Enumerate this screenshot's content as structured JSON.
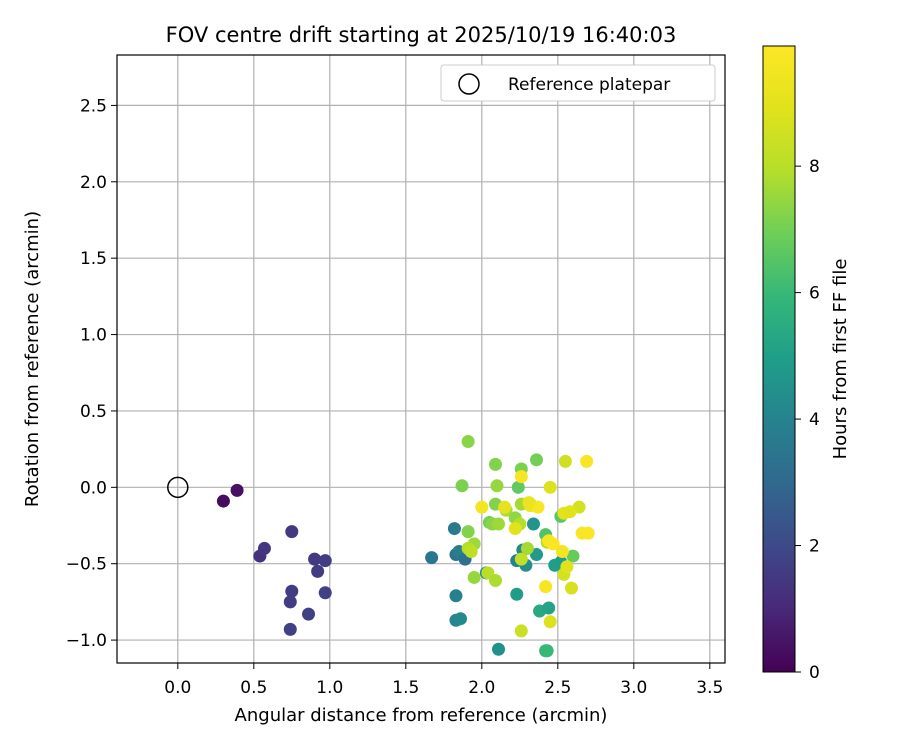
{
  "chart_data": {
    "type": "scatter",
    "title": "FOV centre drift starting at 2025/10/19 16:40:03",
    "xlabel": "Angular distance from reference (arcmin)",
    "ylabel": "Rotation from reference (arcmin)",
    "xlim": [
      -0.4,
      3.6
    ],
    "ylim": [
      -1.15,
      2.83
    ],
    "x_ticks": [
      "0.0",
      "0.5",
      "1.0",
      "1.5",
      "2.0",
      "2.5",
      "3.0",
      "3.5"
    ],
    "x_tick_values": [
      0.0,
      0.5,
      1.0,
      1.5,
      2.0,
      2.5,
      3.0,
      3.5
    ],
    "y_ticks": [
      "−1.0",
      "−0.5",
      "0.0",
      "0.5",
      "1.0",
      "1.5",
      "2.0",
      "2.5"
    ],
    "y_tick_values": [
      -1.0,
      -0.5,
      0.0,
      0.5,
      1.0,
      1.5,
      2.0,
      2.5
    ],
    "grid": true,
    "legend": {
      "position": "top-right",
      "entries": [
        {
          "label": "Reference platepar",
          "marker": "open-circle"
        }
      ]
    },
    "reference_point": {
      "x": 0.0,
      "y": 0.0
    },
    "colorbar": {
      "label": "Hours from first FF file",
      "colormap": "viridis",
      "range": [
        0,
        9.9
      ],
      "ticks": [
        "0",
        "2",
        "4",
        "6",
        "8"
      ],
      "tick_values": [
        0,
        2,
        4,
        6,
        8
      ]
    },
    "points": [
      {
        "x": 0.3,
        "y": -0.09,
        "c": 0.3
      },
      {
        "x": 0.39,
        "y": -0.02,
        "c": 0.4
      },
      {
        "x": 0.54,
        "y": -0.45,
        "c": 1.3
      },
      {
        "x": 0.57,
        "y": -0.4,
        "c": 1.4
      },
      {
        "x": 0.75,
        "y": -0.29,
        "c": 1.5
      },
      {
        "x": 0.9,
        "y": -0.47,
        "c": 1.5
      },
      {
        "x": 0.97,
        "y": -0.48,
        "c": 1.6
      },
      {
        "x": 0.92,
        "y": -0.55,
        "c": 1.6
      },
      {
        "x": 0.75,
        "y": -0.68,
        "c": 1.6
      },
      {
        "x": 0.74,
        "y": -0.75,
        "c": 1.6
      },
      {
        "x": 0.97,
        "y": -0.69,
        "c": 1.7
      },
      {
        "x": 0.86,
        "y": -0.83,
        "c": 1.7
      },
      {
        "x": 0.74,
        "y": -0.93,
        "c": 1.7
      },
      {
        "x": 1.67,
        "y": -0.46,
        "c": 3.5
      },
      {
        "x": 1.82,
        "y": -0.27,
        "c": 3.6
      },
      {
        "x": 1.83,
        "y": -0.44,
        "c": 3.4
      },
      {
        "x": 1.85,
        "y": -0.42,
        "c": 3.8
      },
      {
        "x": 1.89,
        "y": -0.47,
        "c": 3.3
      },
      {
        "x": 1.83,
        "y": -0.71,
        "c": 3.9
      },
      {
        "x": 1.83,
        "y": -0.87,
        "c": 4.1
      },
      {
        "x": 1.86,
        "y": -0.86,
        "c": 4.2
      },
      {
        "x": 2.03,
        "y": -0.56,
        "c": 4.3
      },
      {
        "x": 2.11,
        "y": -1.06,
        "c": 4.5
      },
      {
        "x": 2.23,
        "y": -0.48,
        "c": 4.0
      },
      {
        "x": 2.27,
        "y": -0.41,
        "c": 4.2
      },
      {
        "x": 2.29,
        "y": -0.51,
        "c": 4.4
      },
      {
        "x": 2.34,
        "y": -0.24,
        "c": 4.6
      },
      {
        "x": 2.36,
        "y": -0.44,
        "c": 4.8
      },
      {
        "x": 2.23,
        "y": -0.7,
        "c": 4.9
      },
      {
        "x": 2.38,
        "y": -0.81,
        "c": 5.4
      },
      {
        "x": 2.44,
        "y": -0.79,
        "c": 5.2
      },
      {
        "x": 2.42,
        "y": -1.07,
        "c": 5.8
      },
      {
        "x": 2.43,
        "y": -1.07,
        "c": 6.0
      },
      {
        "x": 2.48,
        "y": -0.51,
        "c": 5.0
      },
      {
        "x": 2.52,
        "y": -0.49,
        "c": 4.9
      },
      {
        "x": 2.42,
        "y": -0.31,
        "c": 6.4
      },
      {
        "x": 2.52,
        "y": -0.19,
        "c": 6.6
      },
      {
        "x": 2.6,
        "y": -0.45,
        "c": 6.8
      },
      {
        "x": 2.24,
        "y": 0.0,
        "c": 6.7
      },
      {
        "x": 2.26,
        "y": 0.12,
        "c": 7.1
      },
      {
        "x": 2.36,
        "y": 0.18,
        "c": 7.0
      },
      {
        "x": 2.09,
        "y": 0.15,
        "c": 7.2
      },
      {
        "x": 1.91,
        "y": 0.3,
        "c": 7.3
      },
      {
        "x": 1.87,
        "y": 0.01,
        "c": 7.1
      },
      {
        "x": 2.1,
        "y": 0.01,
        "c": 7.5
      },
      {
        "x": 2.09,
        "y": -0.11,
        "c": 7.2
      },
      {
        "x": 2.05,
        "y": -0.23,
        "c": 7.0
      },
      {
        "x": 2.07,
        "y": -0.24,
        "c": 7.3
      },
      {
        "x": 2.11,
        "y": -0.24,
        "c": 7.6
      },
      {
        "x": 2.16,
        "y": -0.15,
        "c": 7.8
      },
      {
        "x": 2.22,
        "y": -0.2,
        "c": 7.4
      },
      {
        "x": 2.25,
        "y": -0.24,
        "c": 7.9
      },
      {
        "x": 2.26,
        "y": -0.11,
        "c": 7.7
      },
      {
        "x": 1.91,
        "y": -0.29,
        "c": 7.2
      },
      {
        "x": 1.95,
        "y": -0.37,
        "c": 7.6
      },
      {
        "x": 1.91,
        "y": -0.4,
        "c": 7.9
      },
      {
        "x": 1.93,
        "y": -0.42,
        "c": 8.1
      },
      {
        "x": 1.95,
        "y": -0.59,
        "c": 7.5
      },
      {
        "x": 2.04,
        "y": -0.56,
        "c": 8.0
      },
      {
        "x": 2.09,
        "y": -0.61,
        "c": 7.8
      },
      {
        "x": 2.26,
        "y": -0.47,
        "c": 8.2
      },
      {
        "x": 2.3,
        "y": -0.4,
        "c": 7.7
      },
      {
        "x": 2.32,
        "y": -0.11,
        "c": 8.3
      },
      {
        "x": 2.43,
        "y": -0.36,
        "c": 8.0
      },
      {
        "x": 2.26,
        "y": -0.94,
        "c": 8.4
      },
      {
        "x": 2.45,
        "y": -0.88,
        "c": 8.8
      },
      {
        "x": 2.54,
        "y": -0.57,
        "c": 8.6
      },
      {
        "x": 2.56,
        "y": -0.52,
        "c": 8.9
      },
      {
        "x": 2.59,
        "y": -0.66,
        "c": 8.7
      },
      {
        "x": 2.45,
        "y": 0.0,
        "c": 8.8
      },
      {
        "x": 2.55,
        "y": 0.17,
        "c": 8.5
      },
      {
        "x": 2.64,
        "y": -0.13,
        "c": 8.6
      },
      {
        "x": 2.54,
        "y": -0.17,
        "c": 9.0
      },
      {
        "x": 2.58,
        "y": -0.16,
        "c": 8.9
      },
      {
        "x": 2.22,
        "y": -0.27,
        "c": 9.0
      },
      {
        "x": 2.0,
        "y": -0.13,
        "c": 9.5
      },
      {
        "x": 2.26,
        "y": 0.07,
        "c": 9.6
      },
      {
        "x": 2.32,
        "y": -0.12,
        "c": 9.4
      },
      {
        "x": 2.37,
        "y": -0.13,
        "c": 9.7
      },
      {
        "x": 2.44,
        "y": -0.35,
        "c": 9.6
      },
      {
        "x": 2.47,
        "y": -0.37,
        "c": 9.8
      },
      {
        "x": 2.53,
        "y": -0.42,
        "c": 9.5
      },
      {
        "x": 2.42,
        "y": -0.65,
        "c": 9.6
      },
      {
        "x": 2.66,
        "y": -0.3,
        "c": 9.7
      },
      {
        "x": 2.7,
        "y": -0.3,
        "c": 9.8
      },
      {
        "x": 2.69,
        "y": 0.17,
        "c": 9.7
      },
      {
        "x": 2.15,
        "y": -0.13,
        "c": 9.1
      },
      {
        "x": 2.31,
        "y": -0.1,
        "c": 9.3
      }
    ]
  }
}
-.-.-
Copy every line of the records above that contains "from".

• Output for this exercise:
    "xlabel": "Angular distance from reference (arcmin)",
    "ylabel": "Rotation from reference (arcmin)",
      "label": "Hours from first FF file",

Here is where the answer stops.